▶ [Short exercise]:
Scan the material for the word "JSON", and copy each line where it shows up.

Start of Extracted entries

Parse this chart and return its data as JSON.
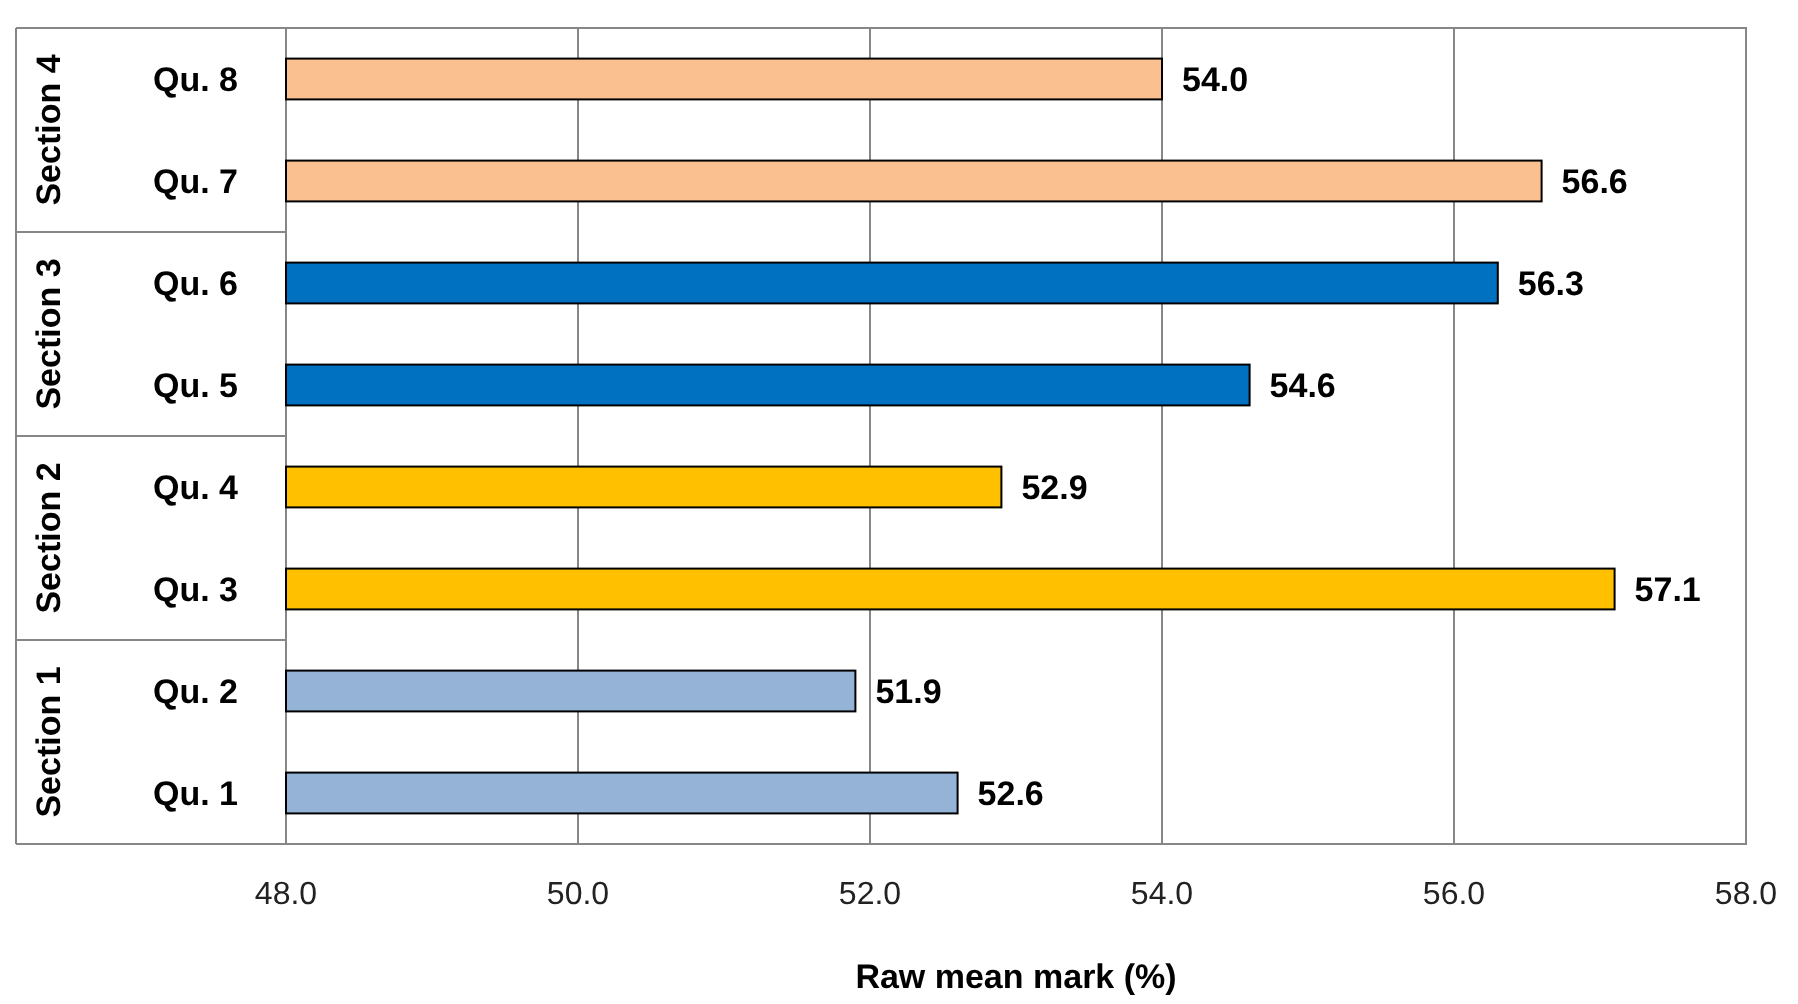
{
  "chart_data": {
    "type": "bar",
    "orientation": "horizontal",
    "xlabel": "Raw mean mark (%)",
    "categories": [
      "Qu. 8",
      "Qu. 7",
      "Qu. 6",
      "Qu. 5",
      "Qu. 4",
      "Qu. 3",
      "Qu. 2",
      "Qu. 1"
    ],
    "values": [
      54.0,
      56.6,
      56.3,
      54.6,
      52.9,
      57.1,
      51.9,
      52.6
    ],
    "value_labels": [
      "54.0",
      "56.6",
      "56.3",
      "54.6",
      "52.9",
      "57.1",
      "51.9",
      "52.6"
    ],
    "colors": [
      "#fac090",
      "#fac090",
      "#0070c0",
      "#0070c0",
      "#ffc000",
      "#ffc000",
      "#95b3d7",
      "#95b3d7"
    ],
    "xlim": [
      48,
      58
    ],
    "xticks": [
      {
        "value": 48,
        "label": "48.0"
      },
      {
        "value": 50,
        "label": "50.0"
      },
      {
        "value": 52,
        "label": "52.0"
      },
      {
        "value": 54,
        "label": "54.0"
      },
      {
        "value": 56,
        "label": "56.0"
      },
      {
        "value": 58,
        "label": "58.0"
      }
    ],
    "grid": "x",
    "annotations": [
      "Section 4",
      "Section 3",
      "Section 2",
      "Section 1"
    ]
  }
}
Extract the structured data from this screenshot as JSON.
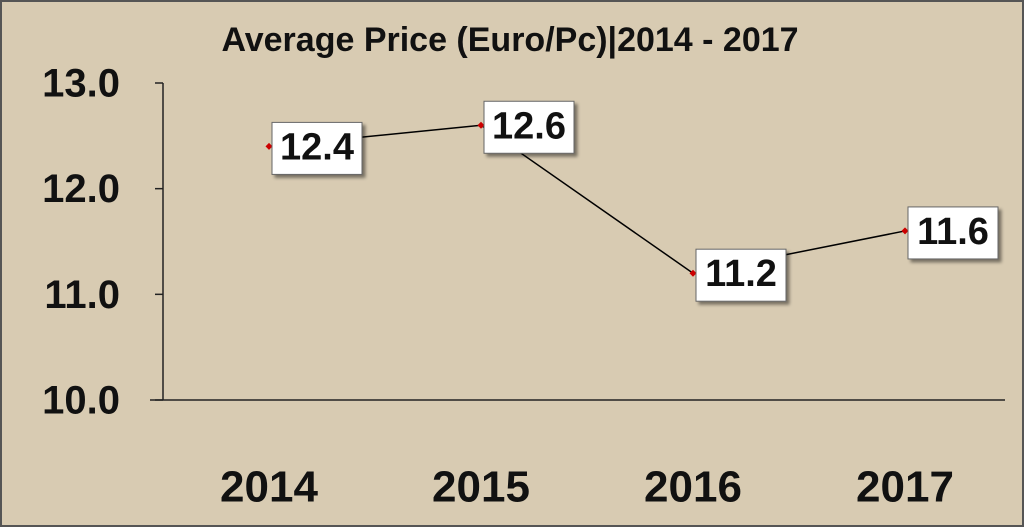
{
  "chart_data": {
    "type": "line",
    "title": "Average Price (Euro/Pc)|2014 - 2017",
    "categories": [
      "2014",
      "2015",
      "2016",
      "2017"
    ],
    "values": [
      12.4,
      12.6,
      11.2,
      11.6
    ],
    "color": "#000000",
    "marker_color": "#cc0000",
    "ylim": [
      10,
      13
    ],
    "yticks": [
      {
        "value": 10,
        "label": "10.0"
      },
      {
        "value": 11,
        "label": "11.0"
      },
      {
        "value": 12,
        "label": "12.0"
      },
      {
        "value": 13,
        "label": "13.0"
      }
    ]
  }
}
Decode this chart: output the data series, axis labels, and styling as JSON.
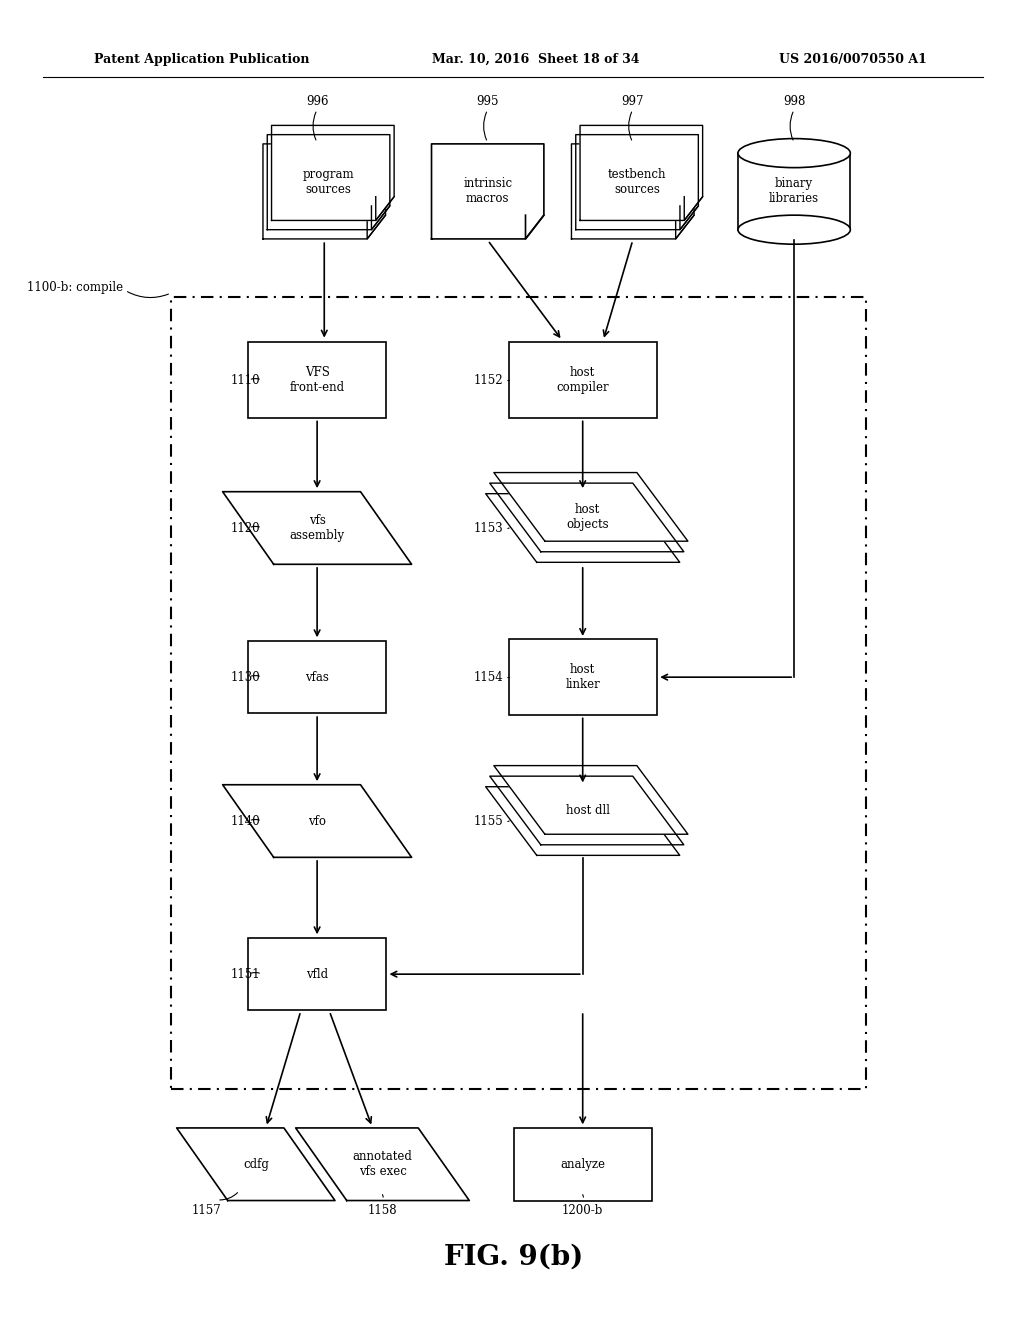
{
  "bg_color": "#ffffff",
  "header_left": "Patent Application Publication",
  "header_center": "Mar. 10, 2016  Sheet 18 of 34",
  "header_right": "US 2016/0070550 A1",
  "fig_label": "FIG. 9(b)",
  "line_color": "#000000",
  "text_color": "#000000"
}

End of Extracted entries

▶ [The response]:
Parse this chart and return its data as JSON.
Extract the structured data from this screenshot as JSON.
Decode this chart: output the data series, axis labels, and styling as JSON.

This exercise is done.